Output each entry below as it stands, leaving out every picture.

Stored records
[start]
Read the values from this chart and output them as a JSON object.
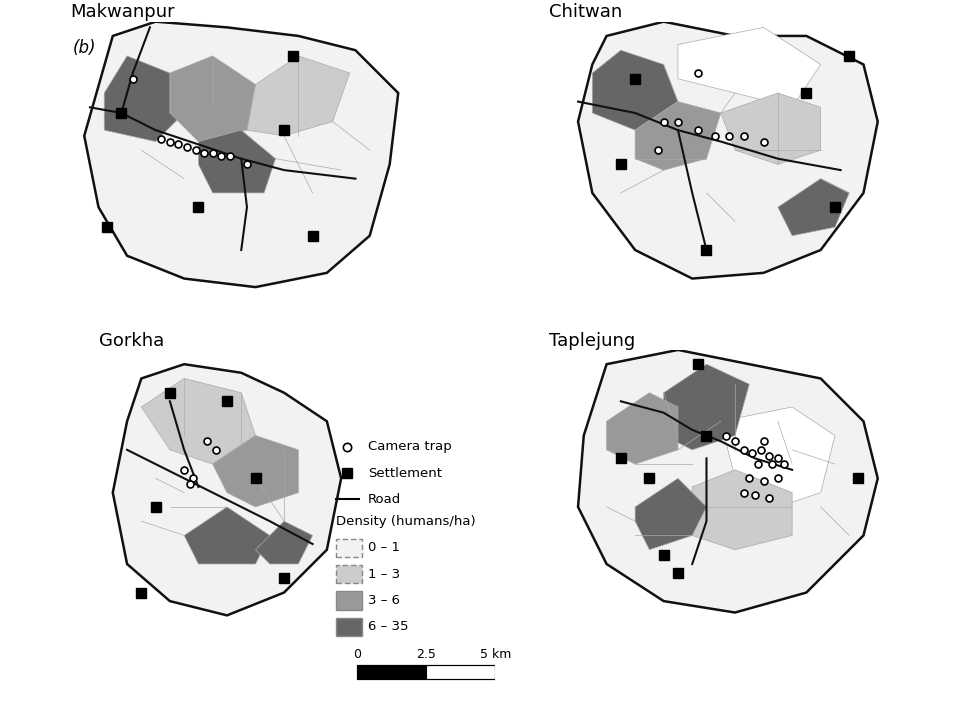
{
  "title_label": "(b)",
  "districts": [
    "Makwanpur",
    "Chitwan",
    "Gorkha",
    "Taplejung"
  ],
  "colors": {
    "density_0_1": "#f2f2f2",
    "density_1_3": "#cccccc",
    "density_3_6": "#999999",
    "density_6_35": "#666666",
    "background": "white",
    "border": "#111111",
    "road": "#111111",
    "subregion_border": "#aaaaaa"
  },
  "legend": {
    "camera_trap": "Camera trap",
    "settlement": "Settlement",
    "road": "Road",
    "density_label": "Density (humans/ha)",
    "density_0_1": "0 – 1",
    "density_1_3": "1 – 3",
    "density_3_6": "3 – 6",
    "density_6_35": "6 – 35"
  }
}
[end]
EXPECTED ANSWER
Read the values from this chart and output them as a JSON object.
{
  "title_label": "(b)",
  "districts": [
    "Makwanpur",
    "Chitwan",
    "Gorkha",
    "Taplejung"
  ],
  "colors": {
    "density_0_1": "#f2f2f2",
    "density_1_3": "#cccccc",
    "density_3_6": "#999999",
    "density_6_35": "#666666",
    "background": "white",
    "border": "#111111",
    "road": "#111111",
    "subregion_border": "#aaaaaa"
  },
  "legend": {
    "camera_trap": "Camera trap",
    "settlement": "Settlement",
    "road": "Road",
    "density_label": "Density (humans/ha)",
    "density_0_1": "0 – 1",
    "density_1_3": "1 – 3",
    "density_3_6": "3 – 6",
    "density_6_35": "6 – 35"
  }
}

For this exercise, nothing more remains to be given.